— Start of Input —

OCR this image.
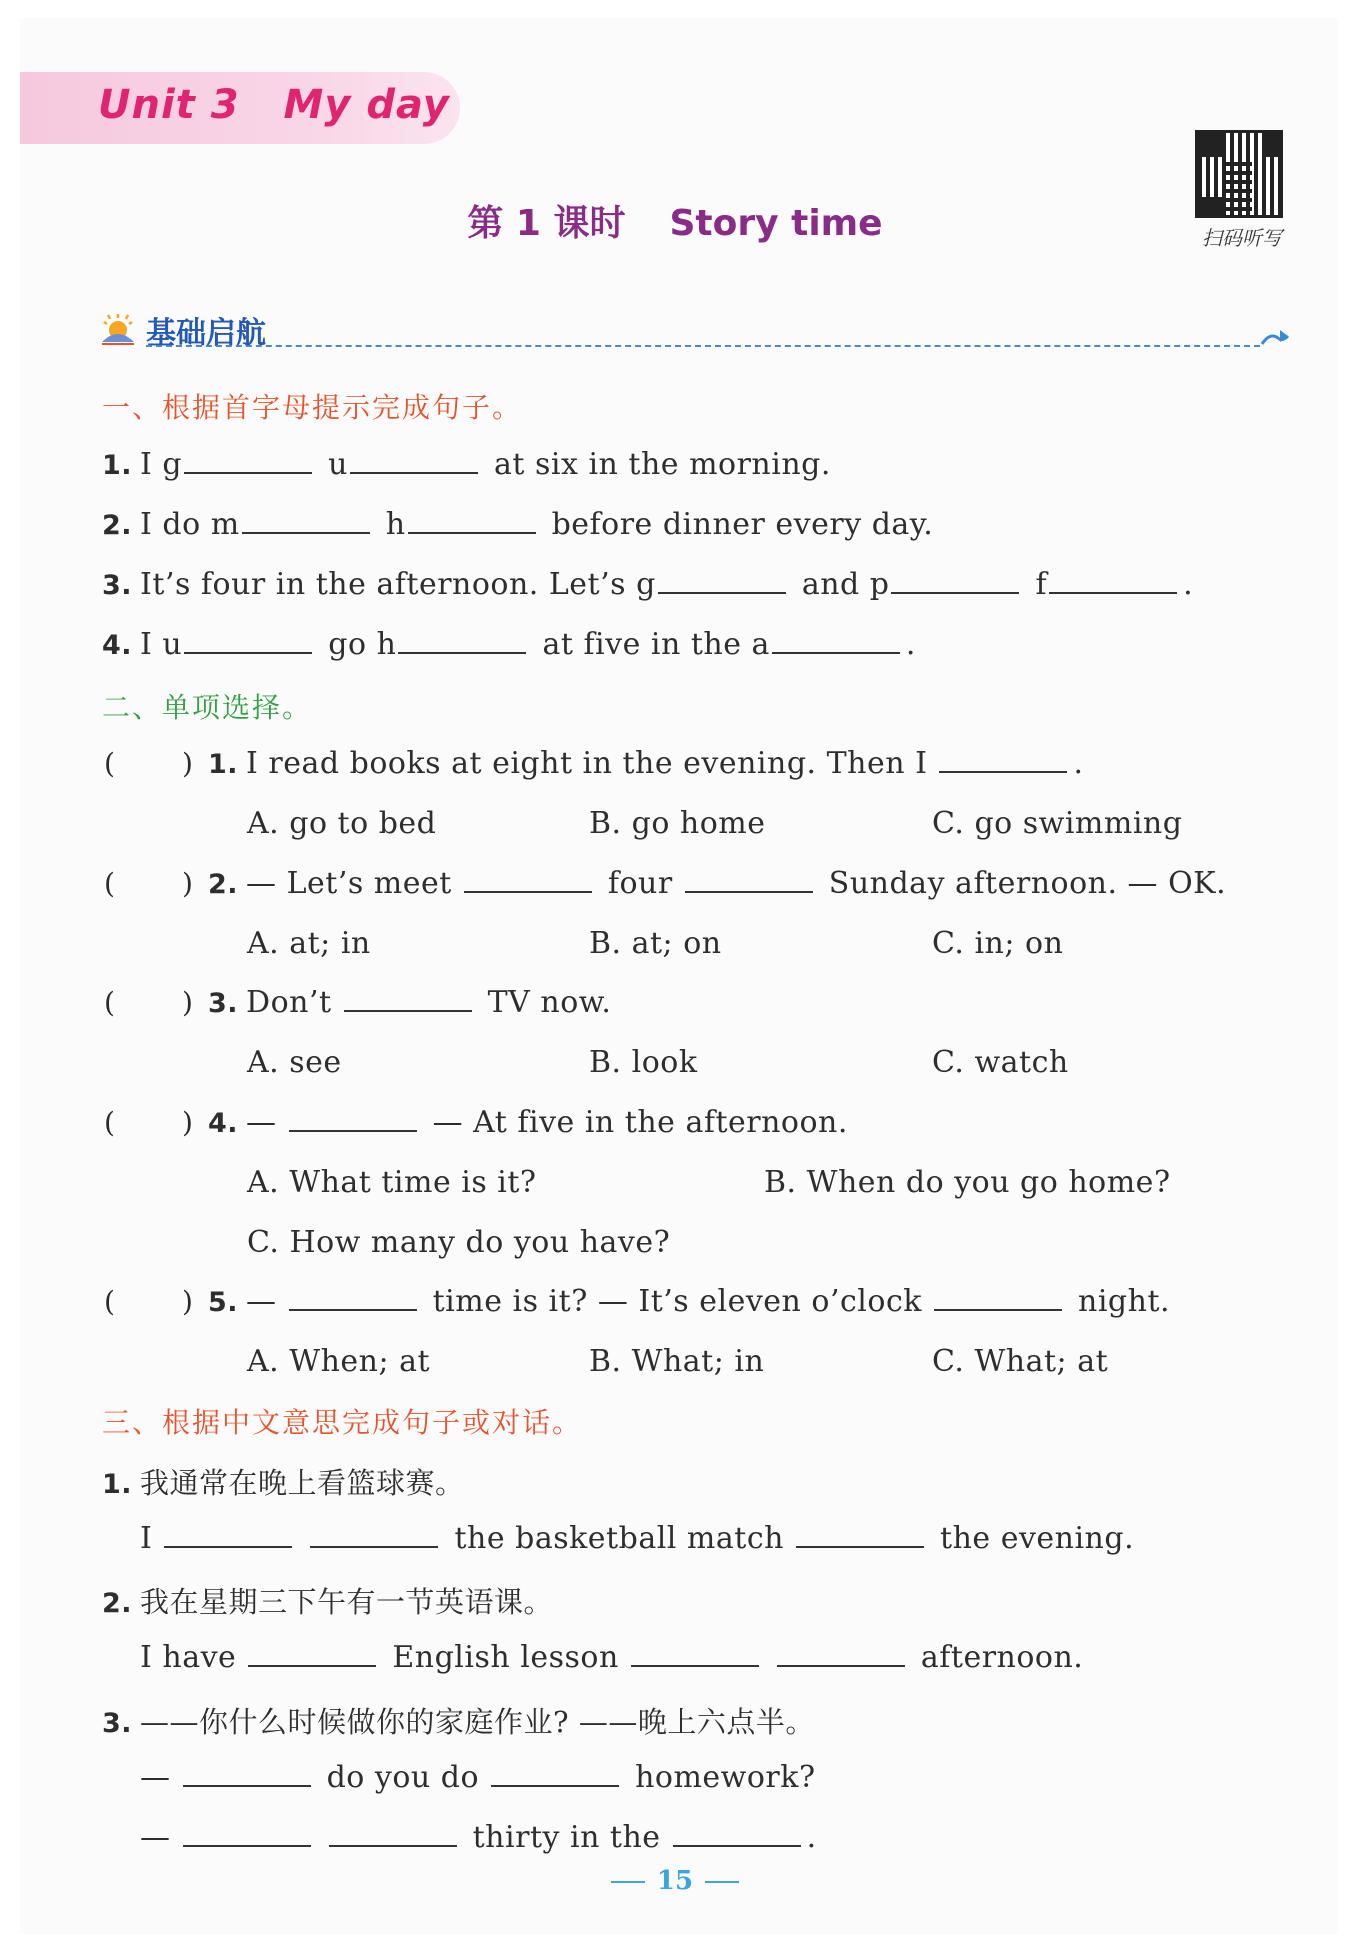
Unit 3 My day
扫码听写
第 1 课时 Story time
基础启航
一、根据首字母提示完成句子。
1. I g	u	at six in the morning.
2. I do m	h	before dinner every day.
3. It’s four in the afternoon. Let’s g	and p	f	.
4. I u	go h	at five in the a	.
二、单项选择。
( ) 1. I read books at eight in the evening. Then I	.
A. go to bed	B. go home	C. go swimming
( ) 2. — Let’s meet	four	Sunday afternoon. — OK.
A. at; in	B. at; on	C. in; on
( ) 3. Don’t	TV now.
A. see	B. look	C. watch
( ) 4. —	— At five in the afternoon.
A. What time is it?	B. When do you go home?
C. How many do you have?
( ) 5. —	time is it? — It’s eleven o’clock	night.
A. When; at	B. What; in	C. What; at
三、根据中文意思完成句子或对话。
1. 我通常在晚上看篮球赛。
I	the basketball match	the evening.
2. 我在星期三下午有一节英语课。
I have	English lesson	afternoon.
3. ——你什么时候做你的家庭作业? ——晚上六点半。
—	do you do	homework?
—	thirty in the	.
15
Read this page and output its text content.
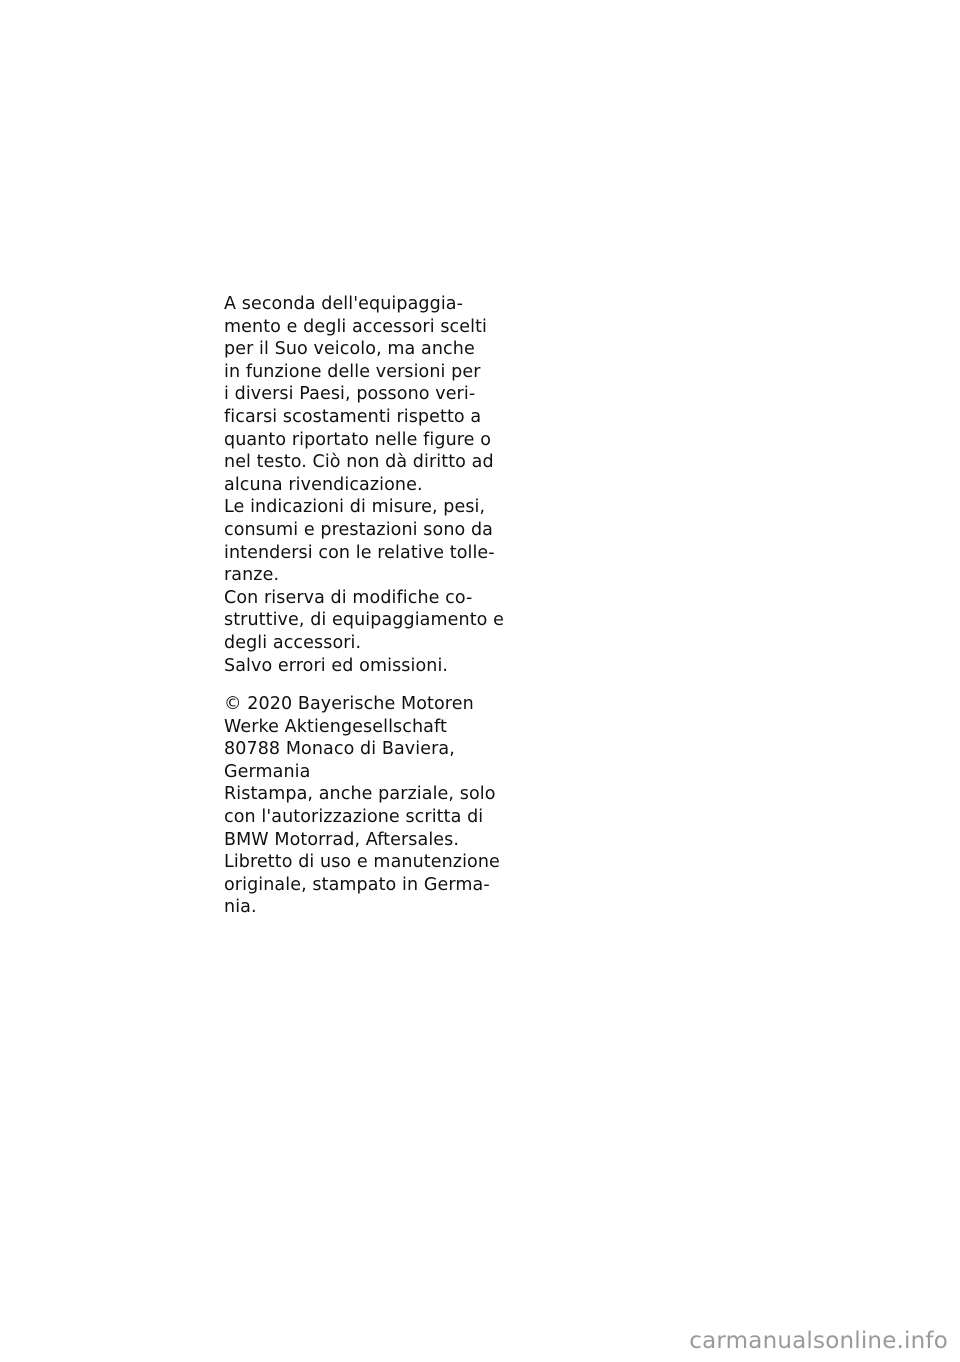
A seconda dell'equipaggia-
mento e degli accessori scelti
per il Suo veicolo, ma anche
in funzione delle versioni per
i diversi Paesi, possono veri-
ficarsi scostamenti rispetto a
quanto riportato nelle figure o
nel testo. Ciò non dà diritto ad
alcuna rivendicazione.
Le indicazioni di misure, pesi,
consumi e prestazioni sono da
intendersi con le relative tolle-
ranze.
Con riserva di modifiche co-
struttive, di equipaggiamento e
degli accessori.
Salvo errori ed omissioni.
© 2020 Bayerische Motoren
Werke Aktiengesellschaft
80788 Monaco di Baviera,
Germania
Ristampa, anche parziale, solo
con l'autorizzazione scritta di
BMW Motorrad, Aftersales.
Libretto di uso e manutenzione
originale, stampato in Germa-
nia.
carmanualsonline.info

— End of Input —

Retype word for word the span of lines above that begins with the line containing "Read this page and output its text content." and ends with the last line of the records; skip all pictures.

> [Exercise result]
Read this page and output its text content.
A seconda dell'equipaggia-
mento e degli accessori scelti
per il Suo veicolo, ma anche
in funzione delle versioni per
i diversi Paesi, possono veri-
ficarsi scostamenti rispetto a
quanto riportato nelle figure o
nel testo. Ciò non dà diritto ad
alcuna rivendicazione.
Le indicazioni di misure, pesi,
consumi e prestazioni sono da
intendersi con le relative tolle-
ranze.
Con riserva di modifiche co-
struttive, di equipaggiamento e
degli accessori.
Salvo errori ed omissioni.
© 2020 Bayerische Motoren
Werke Aktiengesellschaft
80788 Monaco di Baviera,
Germania
Ristampa, anche parziale, solo
con l'autorizzazione scritta di
BMW Motorrad, Aftersales.
Libretto di uso e manutenzione
originale, stampato in Germa-
nia.
carmanualsonline.info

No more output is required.